▶ _EXERCISE DETAILS_
Reproduce the records below in full and without edits, omitting images.
>> START SUPPLIED DATA
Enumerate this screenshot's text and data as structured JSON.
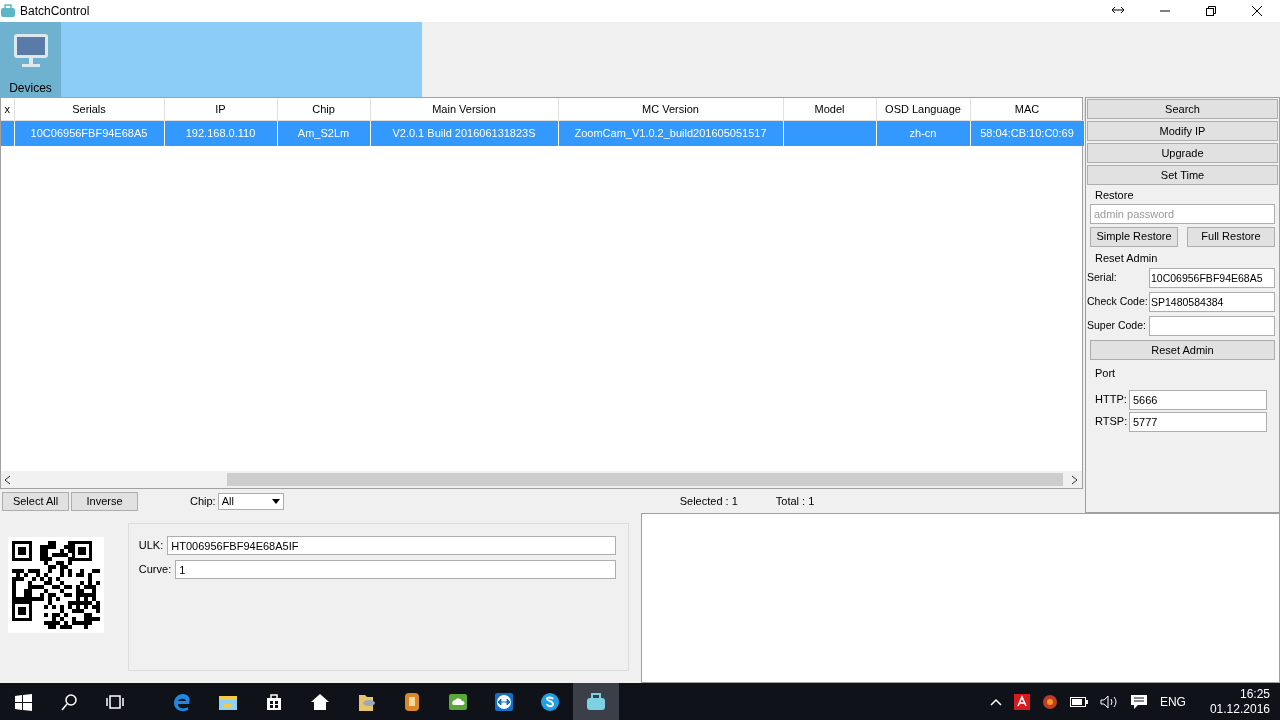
{
  "window": {
    "title": "BatchControl"
  },
  "ribbon": {
    "tabs": [
      {
        "label": "Devices",
        "selected": true
      }
    ]
  },
  "table": {
    "columns": [
      "x",
      "Serials",
      "IP",
      "Chip",
      "Main Version",
      "MC Version",
      "Model",
      "OSD Language",
      "MAC"
    ],
    "rows": [
      {
        "selected": true,
        "cells": [
          "",
          "10C06956FBF94E68A5",
          "192.168.0.110",
          "Am_S2Lm",
          "V2.0.1 Build 201606131823S",
          "ZoomCam_V1.0.2_build201605051517",
          "",
          "zh-cn",
          "58:04:CB:10:C0:69"
        ]
      }
    ]
  },
  "side_panel": {
    "buttons": [
      "Search",
      "Modify IP",
      "Upgrade",
      "Set Time"
    ],
    "restore": {
      "title": "Restore",
      "password": {
        "placeholder": "admin password"
      },
      "buttons": [
        "Simple Restore",
        "Full Restore"
      ]
    },
    "reset_admin": {
      "title": "Reset Admin",
      "fields": [
        {
          "label": "Serial:",
          "value": "10C06956FBF94E68A5"
        },
        {
          "label": "Check Code:",
          "value": "SP1480584384"
        },
        {
          "label": "Super Code:"
        }
      ],
      "button": "Reset Admin"
    },
    "port": {
      "title": "Port",
      "fields": [
        {
          "label": "HTTP:",
          "value": "5666"
        },
        {
          "label": "RTSP:",
          "value": "5777"
        }
      ]
    }
  },
  "toolbar": {
    "buttons": [
      "Select All",
      "Inverse"
    ],
    "chip_filter": {
      "label": "Chip:",
      "value": "All"
    },
    "selected": "Selected : 1",
    "total": "Total : 1"
  },
  "details": {
    "fields": [
      {
        "label": "ULK:",
        "value": "HT006956FBF94E68A5IF"
      },
      {
        "label": "Curve:",
        "value": "1"
      }
    ]
  },
  "taskbar": {
    "apps": [
      {
        "kind": "start",
        "selected": false
      },
      {
        "kind": "search",
        "selected": false
      },
      {
        "kind": "taskview",
        "selected": false
      },
      {
        "kind": "edge",
        "selected": false
      },
      {
        "kind": "explorer",
        "selected": false
      },
      {
        "kind": "store",
        "selected": false
      },
      {
        "kind": "home",
        "selected": false
      },
      {
        "kind": "folder",
        "selected": false
      },
      {
        "kind": "notes",
        "selected": false
      },
      {
        "kind": "cloud",
        "selected": false
      },
      {
        "kind": "remote",
        "selected": false
      },
      {
        "kind": "skype",
        "selected": false
      },
      {
        "kind": "case",
        "selected": true
      }
    ],
    "language": "ENG",
    "time": "16:25",
    "date": "01.12.2016"
  }
}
>> END SUPPLIED DATA
▶ _RESPONSE TO THIS EXERCISE_
Enumerate this screenshot's text and data as structured JSON.
{
  "window": {
    "title": "BatchControl"
  },
  "ribbon": {
    "tabs": [
      {
        "label": "Devices",
        "selected": true
      }
    ]
  },
  "table": {
    "columns": [
      "x",
      "Serials",
      "IP",
      "Chip",
      "Main Version",
      "MC Version",
      "Model",
      "OSD Language",
      "MAC"
    ],
    "rows": [
      {
        "selected": true,
        "cells": [
          "",
          "10C06956FBF94E68A5",
          "192.168.0.110",
          "Am_S2Lm",
          "V2.0.1 Build 201606131823S",
          "ZoomCam_V1.0.2_build201605051517",
          "",
          "zh-cn",
          "58:04:CB:10:C0:69"
        ]
      }
    ]
  },
  "side_panel": {
    "buttons": [
      "Search",
      "Modify IP",
      "Upgrade",
      "Set Time"
    ],
    "restore": {
      "title": "Restore",
      "password": {
        "placeholder": "admin password"
      },
      "buttons": [
        "Simple Restore",
        "Full Restore"
      ]
    },
    "reset_admin": {
      "title": "Reset Admin",
      "fields": [
        {
          "label": "Serial:",
          "value": "10C06956FBF94E68A5"
        },
        {
          "label": "Check Code:",
          "value": "SP1480584384"
        },
        {
          "label": "Super Code:"
        }
      ],
      "button": "Reset Admin"
    },
    "port": {
      "title": "Port",
      "fields": [
        {
          "label": "HTTP:",
          "value": "5666"
        },
        {
          "label": "RTSP:",
          "value": "5777"
        }
      ]
    }
  },
  "toolbar": {
    "buttons": [
      "Select All",
      "Inverse"
    ],
    "chip_filter": {
      "label": "Chip:",
      "value": "All"
    },
    "selected": "Selected : 1",
    "total": "Total : 1"
  },
  "details": {
    "fields": [
      {
        "label": "ULK:",
        "value": "HT006956FBF94E68A5IF"
      },
      {
        "label": "Curve:",
        "value": "1"
      }
    ]
  },
  "taskbar": {
    "apps": [
      {
        "kind": "start",
        "selected": false
      },
      {
        "kind": "search",
        "selected": false
      },
      {
        "kind": "taskview",
        "selected": false
      },
      {
        "kind": "edge",
        "selected": false
      },
      {
        "kind": "explorer",
        "selected": false
      },
      {
        "kind": "store",
        "selected": false
      },
      {
        "kind": "home",
        "selected": false
      },
      {
        "kind": "folder",
        "selected": false
      },
      {
        "kind": "notes",
        "selected": false
      },
      {
        "kind": "cloud",
        "selected": false
      },
      {
        "kind": "remote",
        "selected": false
      },
      {
        "kind": "skype",
        "selected": false
      },
      {
        "kind": "case",
        "selected": true
      }
    ],
    "language": "ENG",
    "time": "16:25",
    "date": "01.12.2016"
  }
}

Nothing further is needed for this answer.